SHORT EXERCISE:
Look for "echo" in the listing below. Gather each line that contains it.
————————
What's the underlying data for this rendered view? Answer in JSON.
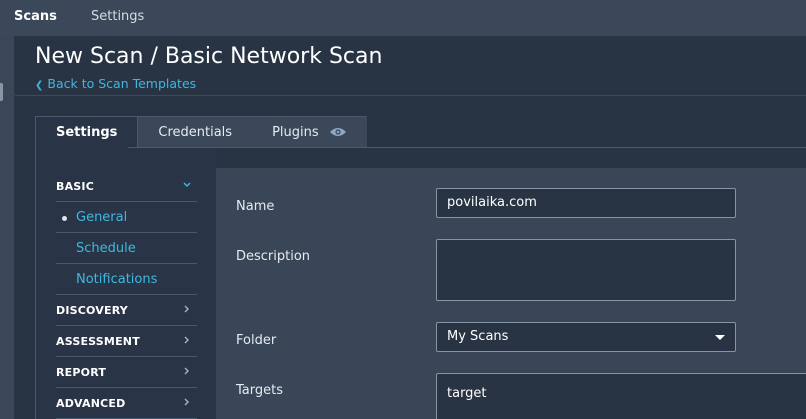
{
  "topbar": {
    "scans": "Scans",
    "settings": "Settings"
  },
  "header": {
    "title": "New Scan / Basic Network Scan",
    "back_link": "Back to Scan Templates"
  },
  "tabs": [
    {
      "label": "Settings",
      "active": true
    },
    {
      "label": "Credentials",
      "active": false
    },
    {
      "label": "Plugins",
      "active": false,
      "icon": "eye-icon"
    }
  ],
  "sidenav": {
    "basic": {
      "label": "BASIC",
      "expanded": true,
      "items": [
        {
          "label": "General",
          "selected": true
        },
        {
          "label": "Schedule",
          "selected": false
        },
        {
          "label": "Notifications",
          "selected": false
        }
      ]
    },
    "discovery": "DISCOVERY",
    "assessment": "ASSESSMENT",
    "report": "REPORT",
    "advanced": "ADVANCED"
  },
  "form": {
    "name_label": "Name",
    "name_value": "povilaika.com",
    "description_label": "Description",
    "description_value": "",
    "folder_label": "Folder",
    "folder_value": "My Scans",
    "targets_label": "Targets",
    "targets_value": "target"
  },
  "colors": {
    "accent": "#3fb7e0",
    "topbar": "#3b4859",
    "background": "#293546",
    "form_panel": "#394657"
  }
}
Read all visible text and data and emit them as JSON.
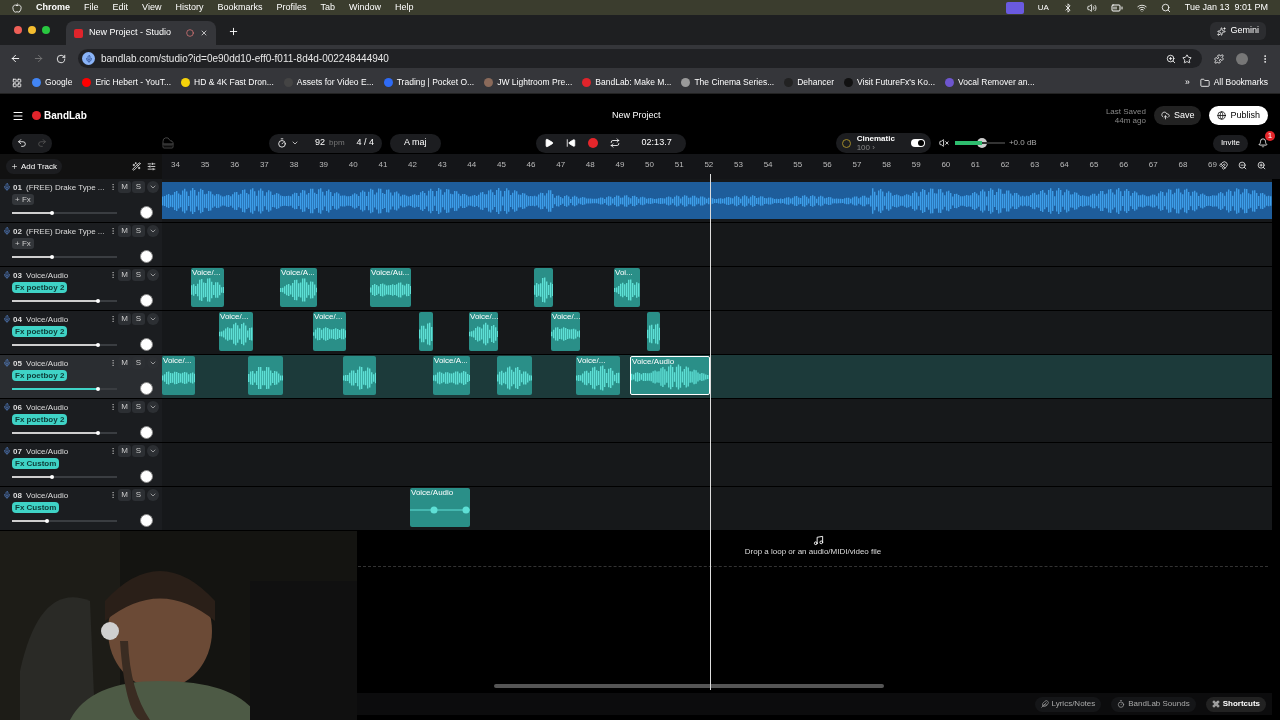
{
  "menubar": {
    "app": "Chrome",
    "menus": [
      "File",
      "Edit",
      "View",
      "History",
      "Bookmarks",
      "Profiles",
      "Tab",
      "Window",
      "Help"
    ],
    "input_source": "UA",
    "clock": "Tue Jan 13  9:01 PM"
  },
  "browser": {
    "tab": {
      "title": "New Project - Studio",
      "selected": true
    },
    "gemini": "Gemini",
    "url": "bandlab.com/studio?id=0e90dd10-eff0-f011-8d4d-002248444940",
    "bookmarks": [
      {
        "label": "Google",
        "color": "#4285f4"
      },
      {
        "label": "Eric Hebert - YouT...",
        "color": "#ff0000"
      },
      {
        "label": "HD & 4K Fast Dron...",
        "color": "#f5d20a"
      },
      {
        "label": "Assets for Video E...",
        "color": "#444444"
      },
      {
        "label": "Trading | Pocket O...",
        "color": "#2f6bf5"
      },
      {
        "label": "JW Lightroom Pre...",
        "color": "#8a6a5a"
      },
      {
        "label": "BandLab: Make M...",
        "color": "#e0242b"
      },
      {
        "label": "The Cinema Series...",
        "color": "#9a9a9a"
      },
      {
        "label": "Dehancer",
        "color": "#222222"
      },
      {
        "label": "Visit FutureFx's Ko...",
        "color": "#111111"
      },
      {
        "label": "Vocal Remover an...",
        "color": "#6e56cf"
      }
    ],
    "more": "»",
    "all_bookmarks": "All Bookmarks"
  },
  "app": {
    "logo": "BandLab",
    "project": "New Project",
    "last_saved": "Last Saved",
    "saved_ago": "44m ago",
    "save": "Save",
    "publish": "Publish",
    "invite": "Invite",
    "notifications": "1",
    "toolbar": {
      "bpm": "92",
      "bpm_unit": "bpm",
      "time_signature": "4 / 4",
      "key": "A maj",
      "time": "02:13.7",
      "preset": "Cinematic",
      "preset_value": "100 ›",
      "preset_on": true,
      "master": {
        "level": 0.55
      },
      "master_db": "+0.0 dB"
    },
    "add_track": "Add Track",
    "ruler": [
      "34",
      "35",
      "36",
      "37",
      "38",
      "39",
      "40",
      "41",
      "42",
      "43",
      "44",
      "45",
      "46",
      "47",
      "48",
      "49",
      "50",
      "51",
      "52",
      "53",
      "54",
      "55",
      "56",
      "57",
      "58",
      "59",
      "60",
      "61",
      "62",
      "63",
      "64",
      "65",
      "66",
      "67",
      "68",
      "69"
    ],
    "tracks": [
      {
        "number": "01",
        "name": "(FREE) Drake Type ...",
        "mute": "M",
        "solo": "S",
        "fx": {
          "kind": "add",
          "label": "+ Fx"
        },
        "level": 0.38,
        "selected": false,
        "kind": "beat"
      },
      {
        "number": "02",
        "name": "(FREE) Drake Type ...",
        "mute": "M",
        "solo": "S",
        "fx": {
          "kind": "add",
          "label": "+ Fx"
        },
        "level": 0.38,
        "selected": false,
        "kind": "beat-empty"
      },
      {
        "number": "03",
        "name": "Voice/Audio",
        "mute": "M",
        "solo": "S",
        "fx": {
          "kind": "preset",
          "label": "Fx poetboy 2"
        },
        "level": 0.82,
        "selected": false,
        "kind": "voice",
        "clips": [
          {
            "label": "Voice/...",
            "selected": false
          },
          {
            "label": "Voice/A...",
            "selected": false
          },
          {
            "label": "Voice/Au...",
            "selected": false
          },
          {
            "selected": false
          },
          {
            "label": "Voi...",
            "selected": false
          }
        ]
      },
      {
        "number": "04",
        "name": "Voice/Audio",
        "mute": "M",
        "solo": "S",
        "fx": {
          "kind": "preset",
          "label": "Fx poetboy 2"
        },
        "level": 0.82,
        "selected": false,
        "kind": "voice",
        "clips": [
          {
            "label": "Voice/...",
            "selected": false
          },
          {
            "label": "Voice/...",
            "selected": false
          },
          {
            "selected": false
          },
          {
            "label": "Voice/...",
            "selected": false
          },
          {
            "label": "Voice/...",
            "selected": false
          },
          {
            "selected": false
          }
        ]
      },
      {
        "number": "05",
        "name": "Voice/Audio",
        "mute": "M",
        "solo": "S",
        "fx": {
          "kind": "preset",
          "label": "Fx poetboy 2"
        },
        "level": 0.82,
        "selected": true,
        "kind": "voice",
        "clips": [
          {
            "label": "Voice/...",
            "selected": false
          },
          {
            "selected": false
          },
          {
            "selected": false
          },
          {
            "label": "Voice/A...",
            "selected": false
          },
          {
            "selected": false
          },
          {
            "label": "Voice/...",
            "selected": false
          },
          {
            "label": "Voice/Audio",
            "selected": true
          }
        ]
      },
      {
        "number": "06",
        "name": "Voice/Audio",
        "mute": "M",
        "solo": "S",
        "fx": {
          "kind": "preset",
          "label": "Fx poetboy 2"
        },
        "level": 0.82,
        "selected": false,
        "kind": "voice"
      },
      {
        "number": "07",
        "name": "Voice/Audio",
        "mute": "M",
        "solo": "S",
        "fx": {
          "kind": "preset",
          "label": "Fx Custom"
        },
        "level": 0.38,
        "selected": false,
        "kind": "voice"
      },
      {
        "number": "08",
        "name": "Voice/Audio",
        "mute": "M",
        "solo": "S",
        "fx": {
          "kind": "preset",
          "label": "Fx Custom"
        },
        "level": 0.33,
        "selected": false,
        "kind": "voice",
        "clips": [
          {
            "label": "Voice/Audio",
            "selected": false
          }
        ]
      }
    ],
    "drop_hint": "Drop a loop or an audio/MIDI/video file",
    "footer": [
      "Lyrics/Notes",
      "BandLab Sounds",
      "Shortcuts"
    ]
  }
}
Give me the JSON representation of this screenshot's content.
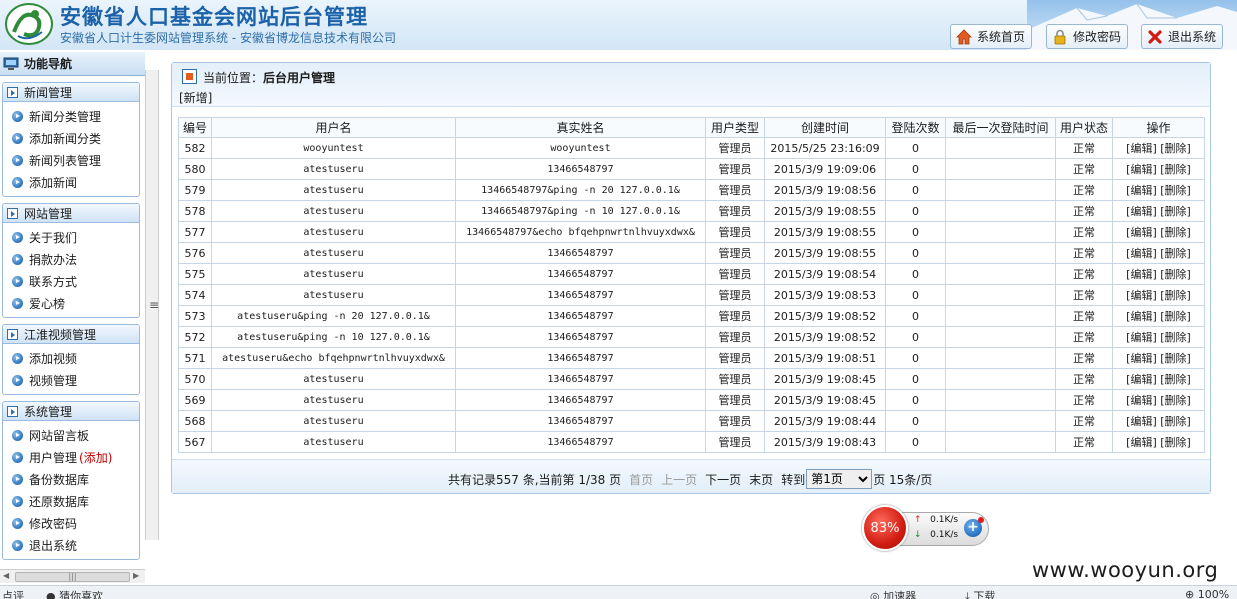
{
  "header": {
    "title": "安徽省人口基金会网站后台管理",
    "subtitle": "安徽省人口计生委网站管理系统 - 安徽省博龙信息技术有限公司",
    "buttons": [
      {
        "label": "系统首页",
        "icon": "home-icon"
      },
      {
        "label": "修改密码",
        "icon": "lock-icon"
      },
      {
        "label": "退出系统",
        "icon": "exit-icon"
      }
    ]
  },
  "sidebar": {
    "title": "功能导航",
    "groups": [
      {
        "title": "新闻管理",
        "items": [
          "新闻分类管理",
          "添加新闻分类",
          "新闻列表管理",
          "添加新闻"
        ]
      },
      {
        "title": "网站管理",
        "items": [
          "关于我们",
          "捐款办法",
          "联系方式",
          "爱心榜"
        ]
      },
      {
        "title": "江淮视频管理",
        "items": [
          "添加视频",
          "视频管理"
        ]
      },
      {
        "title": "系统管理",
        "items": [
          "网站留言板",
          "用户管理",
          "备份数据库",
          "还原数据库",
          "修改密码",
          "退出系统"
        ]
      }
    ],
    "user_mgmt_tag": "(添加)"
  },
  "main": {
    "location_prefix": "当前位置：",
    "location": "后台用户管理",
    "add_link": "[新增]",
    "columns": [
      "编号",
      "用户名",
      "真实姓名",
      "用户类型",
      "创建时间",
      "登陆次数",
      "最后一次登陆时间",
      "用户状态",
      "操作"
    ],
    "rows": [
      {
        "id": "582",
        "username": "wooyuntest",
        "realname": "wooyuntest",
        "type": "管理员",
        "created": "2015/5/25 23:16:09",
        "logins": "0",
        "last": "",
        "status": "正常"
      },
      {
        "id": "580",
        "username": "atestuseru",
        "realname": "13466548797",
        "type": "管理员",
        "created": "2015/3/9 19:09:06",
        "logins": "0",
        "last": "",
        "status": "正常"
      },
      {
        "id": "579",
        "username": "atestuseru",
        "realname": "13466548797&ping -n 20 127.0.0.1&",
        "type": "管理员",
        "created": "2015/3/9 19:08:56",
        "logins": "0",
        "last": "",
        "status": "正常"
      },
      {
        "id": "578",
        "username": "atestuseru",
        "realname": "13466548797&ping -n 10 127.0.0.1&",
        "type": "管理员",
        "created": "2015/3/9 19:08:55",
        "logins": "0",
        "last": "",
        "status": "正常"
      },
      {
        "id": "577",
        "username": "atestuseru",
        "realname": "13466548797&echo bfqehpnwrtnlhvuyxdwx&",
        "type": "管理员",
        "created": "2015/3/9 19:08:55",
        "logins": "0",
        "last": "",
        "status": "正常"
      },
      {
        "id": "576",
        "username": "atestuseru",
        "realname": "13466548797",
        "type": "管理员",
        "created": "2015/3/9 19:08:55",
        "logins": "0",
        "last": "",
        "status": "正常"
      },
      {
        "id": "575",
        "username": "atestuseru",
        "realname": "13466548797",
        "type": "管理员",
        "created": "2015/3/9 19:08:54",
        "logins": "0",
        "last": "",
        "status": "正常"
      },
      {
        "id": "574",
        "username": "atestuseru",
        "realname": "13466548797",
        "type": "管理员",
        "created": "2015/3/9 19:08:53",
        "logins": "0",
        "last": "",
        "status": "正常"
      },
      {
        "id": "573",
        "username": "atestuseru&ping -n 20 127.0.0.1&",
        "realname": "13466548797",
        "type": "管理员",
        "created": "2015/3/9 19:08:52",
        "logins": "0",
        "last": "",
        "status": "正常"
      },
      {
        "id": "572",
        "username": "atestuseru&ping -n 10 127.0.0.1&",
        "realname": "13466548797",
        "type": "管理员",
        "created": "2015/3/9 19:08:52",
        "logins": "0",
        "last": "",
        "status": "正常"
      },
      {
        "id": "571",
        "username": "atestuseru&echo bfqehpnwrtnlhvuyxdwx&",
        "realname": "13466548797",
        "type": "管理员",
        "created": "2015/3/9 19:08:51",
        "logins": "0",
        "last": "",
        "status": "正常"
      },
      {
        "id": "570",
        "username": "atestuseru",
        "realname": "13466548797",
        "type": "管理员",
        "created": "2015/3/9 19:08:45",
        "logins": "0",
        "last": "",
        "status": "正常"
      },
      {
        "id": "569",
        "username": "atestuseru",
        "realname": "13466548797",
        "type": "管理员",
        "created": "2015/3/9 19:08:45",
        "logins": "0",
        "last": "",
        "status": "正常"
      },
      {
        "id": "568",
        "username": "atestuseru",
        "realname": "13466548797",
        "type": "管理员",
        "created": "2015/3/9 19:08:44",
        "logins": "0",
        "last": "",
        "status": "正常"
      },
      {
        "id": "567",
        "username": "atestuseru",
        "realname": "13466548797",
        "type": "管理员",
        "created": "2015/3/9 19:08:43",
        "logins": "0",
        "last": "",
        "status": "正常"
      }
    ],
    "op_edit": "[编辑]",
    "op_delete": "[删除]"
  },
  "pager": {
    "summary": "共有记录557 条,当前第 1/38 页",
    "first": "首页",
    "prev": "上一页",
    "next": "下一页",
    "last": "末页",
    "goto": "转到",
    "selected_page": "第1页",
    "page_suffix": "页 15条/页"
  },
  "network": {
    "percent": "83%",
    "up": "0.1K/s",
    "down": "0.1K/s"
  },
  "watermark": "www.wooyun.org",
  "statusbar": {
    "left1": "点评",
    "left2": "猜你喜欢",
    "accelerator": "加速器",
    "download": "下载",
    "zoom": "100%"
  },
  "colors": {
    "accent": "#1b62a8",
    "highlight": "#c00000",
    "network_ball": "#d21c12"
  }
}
————————
RESULT OF THIS TASK:
        "realname": "13466548797&echo bfqehpnwrtnlhvuyxdwx&",
        "username": "atestuseru&echo bfqehpnwrtnlhvuyxdwx&",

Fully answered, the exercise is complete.